↓

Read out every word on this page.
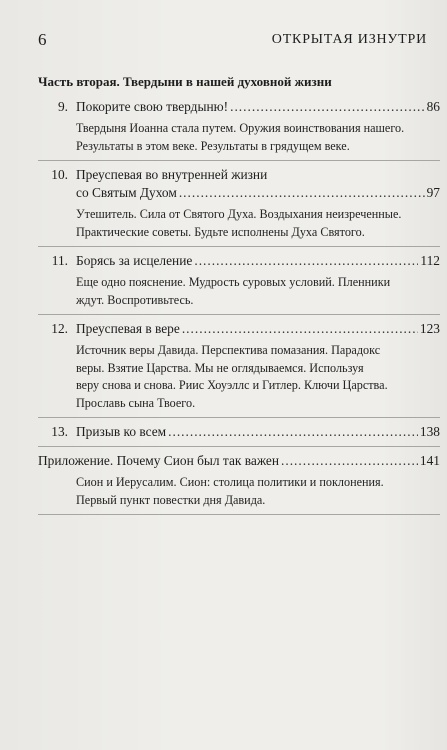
6	ОТКРЫТАЯ ИЗНУТРИ
Часть вторая. Твердыни в нашей духовной жизни
9. Покорите свою твердыню! .....	86
Твердыня Иоанна стала путем. Оружия воинствования нашего.
Результаты в этом веке. Результаты в грядущем веке.
10. Преуспевая во внутренней жизни
со Святым Духом .....	97
Утешитель. Сила от Святого Духа. Воздыхания неизреченные.
Практические советы. Будьте исполнены Духа Святого.
11. Борясь за исцеление .....	112
Еще одно пояснение. Мудрость суровых условий. Пленники
ждут. Воспротивьтесь.
12. Преуспевая в вере .....	123
Источник веры Давида. Перспектива помазания. Парадокс
веры. Взятие Царства. Мы не оглядываемся. Используя
веру снова и снова. Риис Хоуэллс и Гитлер. Ключи Царства.
Прославь сына Твоего.
13. Призыв ко всем .....	138
Приложение. Почему Сион был так важен .....	141
Сион и Иерусалим. Сион: столица политики и поклонения.
Первый пункт повестки дня Давида.
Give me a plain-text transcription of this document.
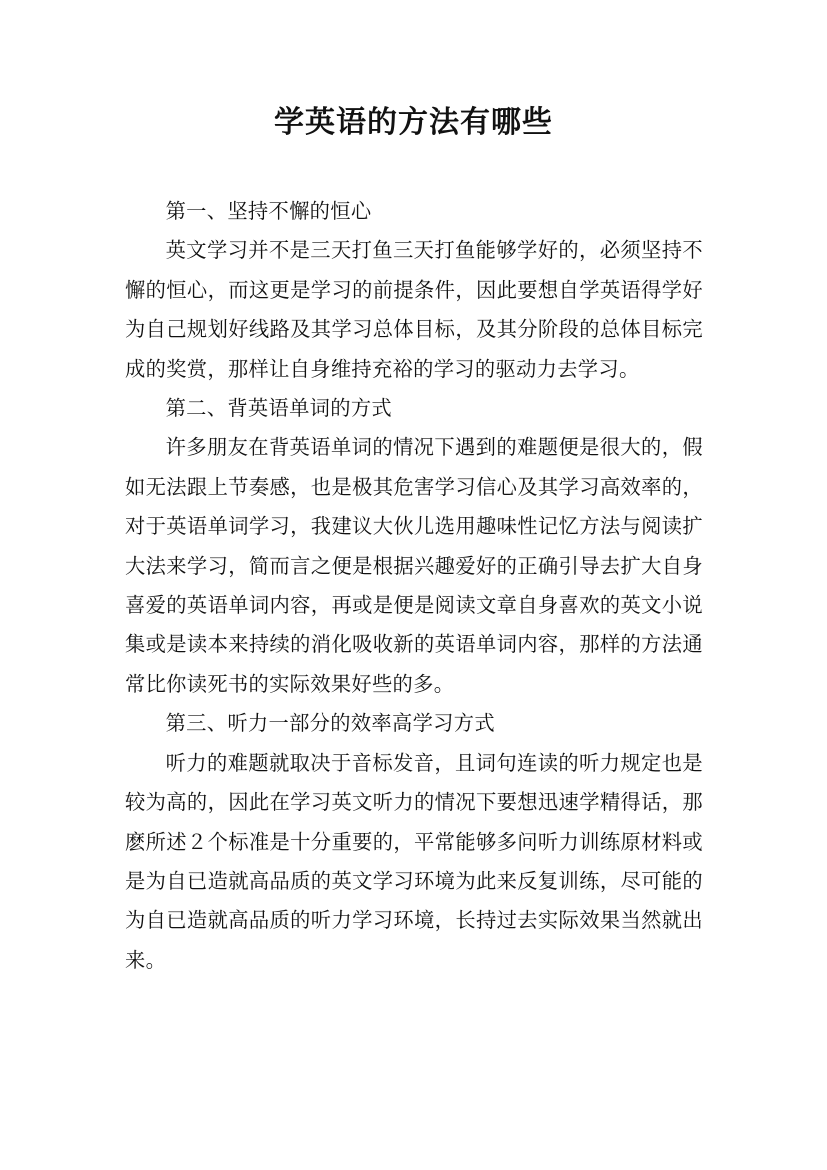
学英语的方法有哪些

第一、坚持不懈的恒心

英文学习并不是三天打鱼三天打鱼能够学好的，必须坚持不懈的恒心，而这更是学习的前提条件，因此要想自学英语得学好为自己规划好线路及其学习总体目标，及其分阶段的总体目标完成的奖赏，那样让自身维持充裕的学习的驱动力去学习。

第二、背英语单词的方式

许多朋友在背英语单词的情况下遇到的难题便是很大的，假如无法跟上节奏感，也是极其危害学习信心及其学习高效率的，对于英语单词学习，我建议大伙儿选用趣味性记忆方法与阅读扩大法来学习，简而言之便是根据兴趣爱好的正确引导去扩大自身喜爱的英语单词内容，再或是便是阅读文章自身喜欢的英文小说集或是读本来持续的消化吸收新的英语单词内容，那样的方法通常比你读死书的实际效果好些的多。

第三、听力一部分的效率高学习方式

听力的难题就取决于音标发音，且词句连读的听力规定也是较为高的，因此在学习英文听力的情况下要想迅速学精得话，那麽所述２个标准是十分重要的，平常能够多问听力训练原材料或是为自已造就高品质的英文学习环境为此来反复训练，尽可能的为自已造就高品质的听力学习环境，长持过去实际效果当然就出来。
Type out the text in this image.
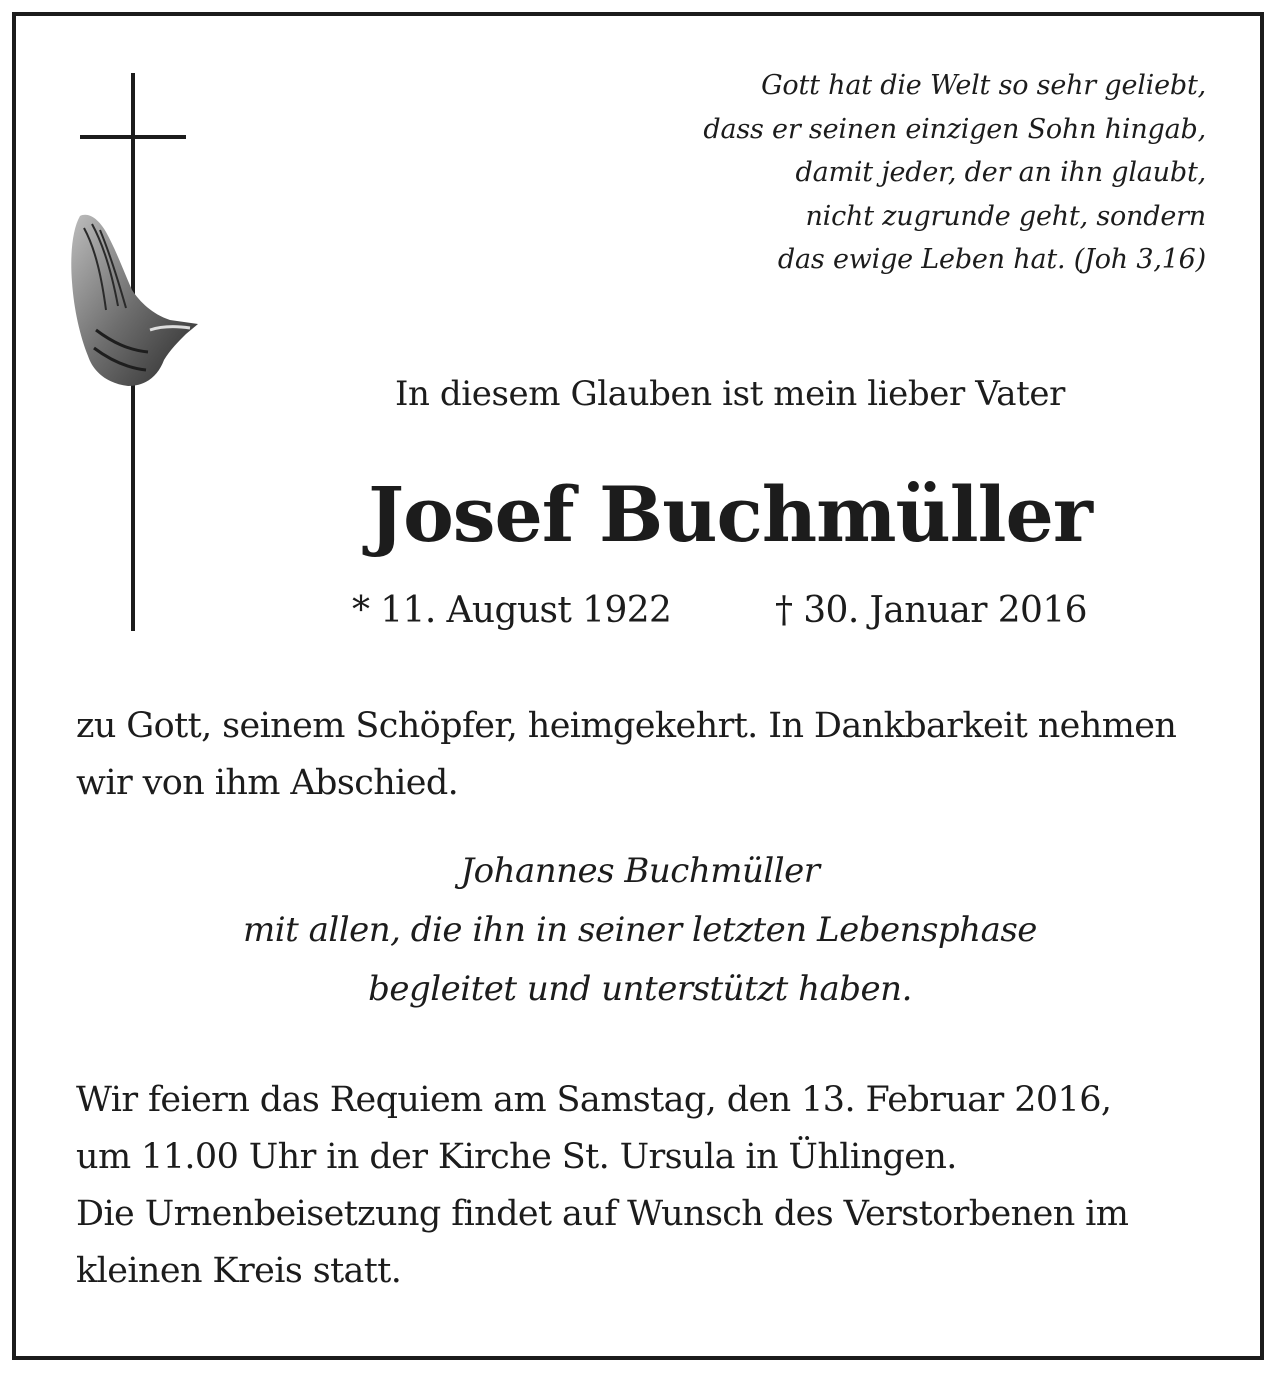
Gott hat die Welt so sehr geliebt,
dass er seinen einzigen Sohn hingab,
damit jeder, der an ihn glaubt,
nicht zugrunde geht, sondern
das ewige Leben hat. (Joh 3,16)
In diesem Glauben ist mein lieber Vater
Josef Buchmüller
* 11. August 1922	† 30. Januar 2016
zu Gott, seinem Schöpfer, heimgekehrt. In Dankbarkeit nehmen
wir von ihm Abschied.
Johannes Buchmüller
mit allen, die ihn in seiner letzten Lebensphase
begleitet und unterstützt haben.
Wir feiern das Requiem am Samstag, den 13. Februar 2016,
um 11.00 Uhr in der Kirche St. Ursula in Ühlingen.
Die Urnenbeisetzung findet auf Wunsch des Verstorbenen im
kleinen Kreis statt.
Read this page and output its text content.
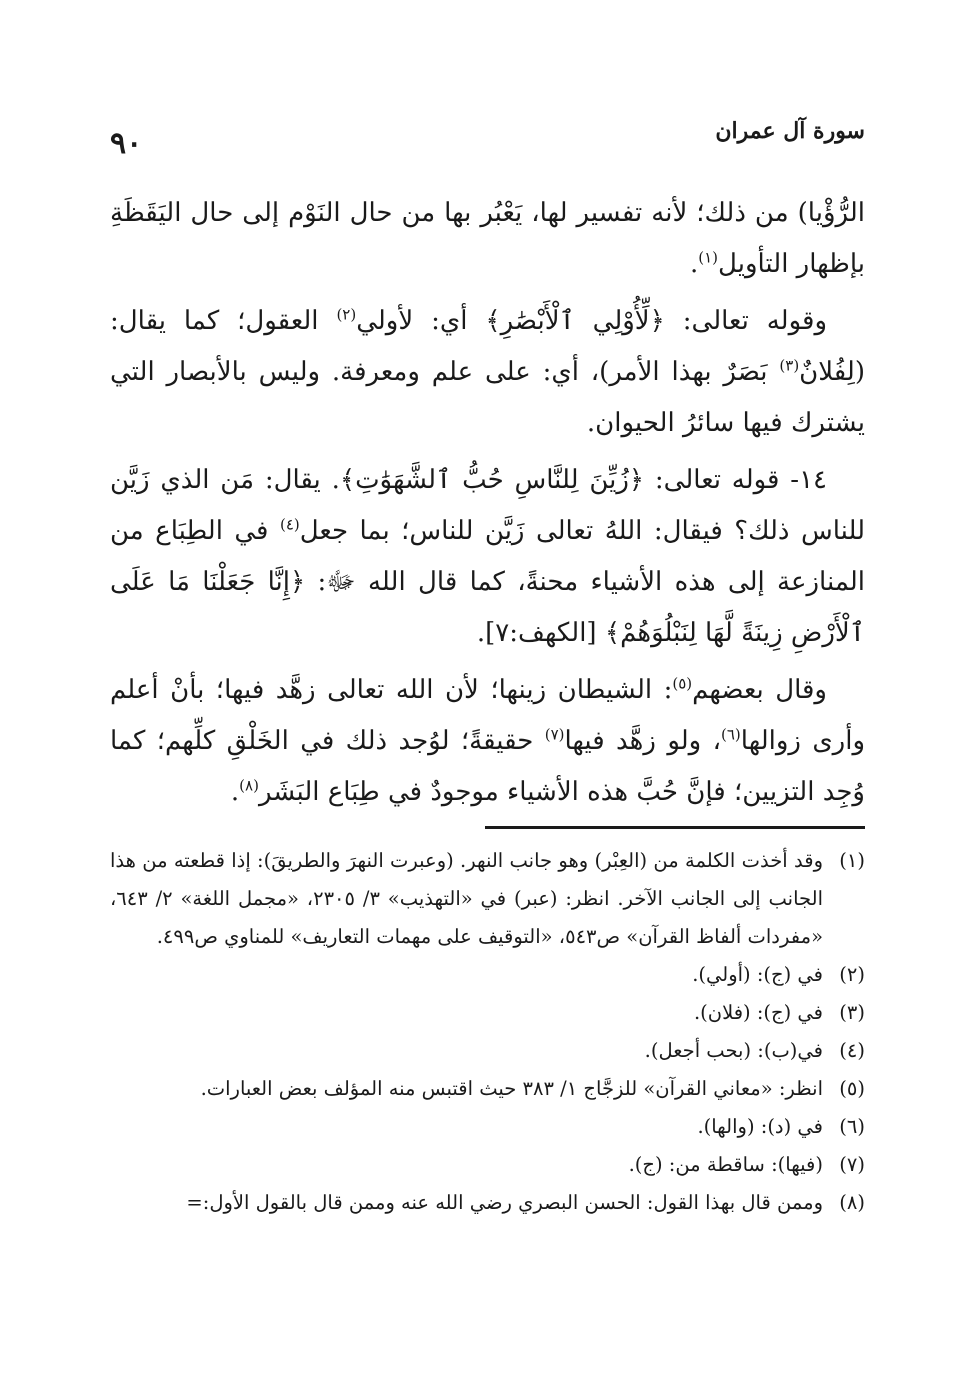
سورة آل عمران
٩٠

الرُّؤْيا) من ذلك؛ لأنه تفسير لها، يَعْبُر بها من حال النَوْم إلى حال اليَقَظَةِ بإظهار التأويل$^{(١)}$.

وقوله تعالى: ﴿لِّأُوْلِي ٱلْأَبْصَٰرِ﴾ أي: لأولي$^{(٢)}$ العقول؛ كما يقال: (لِفُلانٌ$^{(٣)}$ بَصَرٌ بهذا الأمر)، أي: على علم ومعرفة. وليس بالأبصار التي يشترك فيها سائرُ الحيوان.

١٤- قوله تعالى: ﴿زُيِّنَ لِلنَّاسِ حُبُّ ٱلشَّهَوَٰتِ﴾. يقال: مَن الذي زَيَّن للناس ذلك؟ فيقال: اللهُ تعالى زَيَّن للناس؛ بما جعل$^{(٤)}$ في الطِبَاع من المنازعة إلى هذه الأشياء محنةً، كما قال الله ﷻ: ﴿إِنَّا جَعَلْنَا مَا عَلَى ٱلْأَرْضِ زِينَةً لَّهَا لِنَبْلُوَهُمْ﴾ [الكهف:٧].

وقال بعضهم$^{(٥)}$: الشيطان زينها؛ لأن الله تعالى زهَّد فيها؛ بأنْ أعلم وأرى زوالها$^{(٦)}$، ولو زهَّد فيها$^{(٧)}$ حقيقةً؛ لوُجد ذلك في الخَلْقِ كلِّهم؛ كما وُجِد التزيين؛ فإنَّ حُبَّ هذه الأشياء موجودٌ في طِبَاع البَشَر$^{(٨)}$.

(١)
وقد أخذت الكلمة من (العِبْر) وهو جانب النهر. (وعبرت النهرَ والطريقَ): إذا قطعته من هذا الجانب إلى الجانب الآخر. انظر: (عبر) في «التهذيب» ٣/ ٢٣٠٥، «مجمل اللغة» ٢/ ٦٤٣، «مفردات ألفاظ القرآن» ص٥٤٣، «التوقيف على مهمات التعاريف» للمناوي ص٤٩٩.
(٢)
في (ج): (أولي).
(٣)
في (ج): (فلان).
(٤)
في(ب): (بحب أجعل).
(٥)
انظر: «معاني القرآن» للزجَّاج ١/ ٣٨٣ حيث اقتبس منه المؤلف بعض العبارات.
(٦)
في (د): (والها).
(٧)
(فيها): ساقطة من: (ج).
(٨)
وممن قال بهذا القول: الحسن البصري رضي الله عنه وممن قال بالقول الأول:=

↑

Written problem:
Output all of the data exactly as it stands, minus any images.

Written solution:
Read out every word on this page.
6	ОТКРЫТАЯ ИЗНУТРИ
Часть вторая. Твердыни в нашей духовной жизни
9. Покорите свою твердыню! .....	86
Твердыня Иоанна стала путем. Оружия воинствования нашего.
Результаты в этом веке. Результаты в грядущем веке.
10. Преуспевая во внутренней жизни
со Святым Духом .....	97
Утешитель. Сила от Святого Духа. Воздыхания неизреченные.
Практические советы. Будьте исполнены Духа Святого.
11. Борясь за исцеление .....	112
Еще одно пояснение. Мудрость суровых условий. Пленники
ждут. Воспротивьтесь.
12. Преуспевая в вере .....	123
Источник веры Давида. Перспектива помазания. Парадокс
веры. Взятие Царства. Мы не оглядываемся. Используя
веру снова и снова. Риис Хоуэллс и Гитлер. Ключи Царства.
Прославь сына Твоего.
13. Призыв ко всем .....	138
Приложение. Почему Сион был так важен .....	141
Сион и Иерусалим. Сион: столица политики и поклонения.
Первый пункт повестки дня Давида.
Give me a plain-text transcription of this document.
学英语的方法有哪些

第一、坚持不懈的恒心

英文学习并不是三天打鱼三天打鱼能够学好的，必须坚持不懈的恒心，而这更是学习的前提条件，因此要想自学英语得学好为自己规划好线路及其学习总体目标，及其分阶段的总体目标完成的奖赏，那样让自身维持充裕的学习的驱动力去学习。

第二、背英语单词的方式

许多朋友在背英语单词的情况下遇到的难题便是很大的，假如无法跟上节奏感，也是极其危害学习信心及其学习高效率的，对于英语单词学习，我建议大伙儿选用趣味性记忆方法与阅读扩大法来学习，简而言之便是根据兴趣爱好的正确引导去扩大自身喜爱的英语单词内容，再或是便是阅读文章自身喜欢的英文小说集或是读本来持续的消化吸收新的英语单词内容，那样的方法通常比你读死书的实际效果好些的多。

第三、听力一部分的效率高学习方式

听力的难题就取决于音标发音，且词句连读的听力规定也是较为高的，因此在学习英文听力的情况下要想迅速学精得话，那麽所述２个标准是十分重要的，平常能够多问听力训练原材料或是为自已造就高品质的英文学习环境为此来反复训练，尽可能的为自已造就高品质的听力学习环境，长持过去实际效果当然就出来。
Type out the text in this image.
Gott hat die Welt so sehr geliebt,
dass er seinen einzigen Sohn hingab,
damit jeder, der an ihn glaubt,
nicht zugrunde geht, sondern
das ewige Leben hat. (Joh 3,16)
In diesem Glauben ist mein lieber Vater
Josef Buchmüller
* 11. August 1922	† 30. Januar 2016
zu Gott, seinem Schöpfer, heimgekehrt. In Dankbarkeit nehmen
wir von ihm Abschied.
Johannes Buchmüller
mit allen, die ihn in seiner letzten Lebensphase
begleitet und unterstützt haben.
Wir feiern das Requiem am Samstag, den 13. Februar 2016,
um 11.00 Uhr in der Kirche St. Ursula in Ühlingen.
Die Urnenbeisetzung findet auf Wunsch des Verstorbenen im
kleinen Kreis statt.
Read this page and output its text content.
سورة آل عمران
٩٠

الرُّؤْيا) من ذلك؛ لأنه تفسير لها، يَعْبُر بها من حال النَوْم إلى حال اليَقَظَةِ بإظهار التأويل$^{(١)}$.

وقوله تعالى: ﴿لِّأُوْلِي ٱلْأَبْصَٰرِ﴾ أي: لأولي$^{(٢)}$ العقول؛ كما يقال: (لِفُلانٌ$^{(٣)}$ بَصَرٌ بهذا الأمر)، أي: على علم ومعرفة. وليس بالأبصار التي يشترك فيها سائرُ الحيوان.

١٤- قوله تعالى: ﴿زُيِّنَ لِلنَّاسِ حُبُّ ٱلشَّهَوَٰتِ﴾. يقال: مَن الذي زَيَّن للناس ذلك؟ فيقال: اللهُ تعالى زَيَّن للناس؛ بما جعل$^{(٤)}$ في الطِبَاع من المنازعة إلى هذه الأشياء محنةً، كما قال الله ﷻ: ﴿إِنَّا جَعَلْنَا مَا عَلَى ٱلْأَرْضِ زِينَةً لَّهَا لِنَبْلُوَهُمْ﴾ [الكهف:٧].

وقال بعضهم$^{(٥)}$: الشيطان زينها؛ لأن الله تعالى زهَّد فيها؛ بأنْ أعلم وأرى زوالها$^{(٦)}$، ولو زهَّد فيها$^{(٧)}$ حقيقةً؛ لوُجد ذلك في الخَلْقِ كلِّهم؛ كما وُجِد التزيين؛ فإنَّ حُبَّ هذه الأشياء موجودٌ في طِبَاع البَشَر$^{(٨)}$.

(١)
وقد أخذت الكلمة من (العِبْر) وهو جانب النهر. (وعبرت النهرَ والطريقَ): إذا قطعته من هذا الجانب إلى الجانب الآخر. انظر: (عبر) في «التهذيب» ٣/ ٢٣٠٥، «مجمل اللغة» ٢/ ٦٤٣، «مفردات ألفاظ القرآن» ص٥٤٣، «التوقيف على مهمات التعاريف» للمناوي ص٤٩٩.
(٢)
في (ج): (أولي).
(٣)
في (ج): (فلان).
(٤)
في(ب): (بحب أجعل).
(٥)
انظر: «معاني القرآن» للزجَّاج ١/ ٣٨٣ حيث اقتبس منه المؤلف بعض العبارات.
(٦)
في (د): (والها).
(٧)
(فيها): ساقطة من: (ج).
(٨)
وممن قال بهذا القول: الحسن البصري رضي الله عنه وممن قال بالقول الأول:=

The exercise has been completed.